-- LISTING --

--------------------------------------------------

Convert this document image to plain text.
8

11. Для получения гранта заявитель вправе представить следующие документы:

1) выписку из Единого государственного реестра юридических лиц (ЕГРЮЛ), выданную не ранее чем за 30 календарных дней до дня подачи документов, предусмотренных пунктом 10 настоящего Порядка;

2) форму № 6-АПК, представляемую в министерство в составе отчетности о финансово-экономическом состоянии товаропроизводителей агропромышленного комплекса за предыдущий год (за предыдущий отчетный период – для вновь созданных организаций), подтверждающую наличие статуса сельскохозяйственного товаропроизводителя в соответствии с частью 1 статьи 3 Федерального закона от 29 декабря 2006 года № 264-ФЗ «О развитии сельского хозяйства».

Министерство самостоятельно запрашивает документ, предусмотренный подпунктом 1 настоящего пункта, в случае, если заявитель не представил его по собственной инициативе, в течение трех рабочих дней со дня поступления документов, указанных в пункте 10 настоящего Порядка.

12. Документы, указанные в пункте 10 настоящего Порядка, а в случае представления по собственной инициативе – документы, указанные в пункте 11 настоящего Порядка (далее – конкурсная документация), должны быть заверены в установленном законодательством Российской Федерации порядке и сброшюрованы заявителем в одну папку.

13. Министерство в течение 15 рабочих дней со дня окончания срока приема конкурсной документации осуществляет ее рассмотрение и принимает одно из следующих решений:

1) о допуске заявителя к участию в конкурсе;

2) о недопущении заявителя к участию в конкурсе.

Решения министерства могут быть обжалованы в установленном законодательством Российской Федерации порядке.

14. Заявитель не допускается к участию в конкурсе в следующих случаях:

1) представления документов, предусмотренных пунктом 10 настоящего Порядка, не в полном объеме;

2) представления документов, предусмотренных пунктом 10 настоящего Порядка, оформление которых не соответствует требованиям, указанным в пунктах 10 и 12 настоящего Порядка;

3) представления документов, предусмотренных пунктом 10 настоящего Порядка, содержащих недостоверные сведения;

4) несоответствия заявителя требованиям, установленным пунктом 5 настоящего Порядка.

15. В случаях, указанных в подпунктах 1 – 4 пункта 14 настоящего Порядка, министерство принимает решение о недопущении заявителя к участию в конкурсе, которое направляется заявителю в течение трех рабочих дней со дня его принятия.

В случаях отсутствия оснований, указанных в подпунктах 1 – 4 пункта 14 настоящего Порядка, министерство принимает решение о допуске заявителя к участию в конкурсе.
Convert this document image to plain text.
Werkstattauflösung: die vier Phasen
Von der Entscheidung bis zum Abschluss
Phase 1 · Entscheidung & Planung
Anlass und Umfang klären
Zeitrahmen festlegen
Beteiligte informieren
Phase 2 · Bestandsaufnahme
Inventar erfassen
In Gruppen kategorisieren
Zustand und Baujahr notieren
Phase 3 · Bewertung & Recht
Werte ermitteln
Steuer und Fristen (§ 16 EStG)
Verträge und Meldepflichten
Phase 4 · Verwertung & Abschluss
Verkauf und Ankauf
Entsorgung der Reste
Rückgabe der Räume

--------------------------------------------------

-- EXERCISE DETAILS --
Copy every line of the records above that holds the word "Abschluss".

-- SOLUTION --
Von der Entscheidung bis zum Abschluss
Phase 4 · Verwertung & Abschluss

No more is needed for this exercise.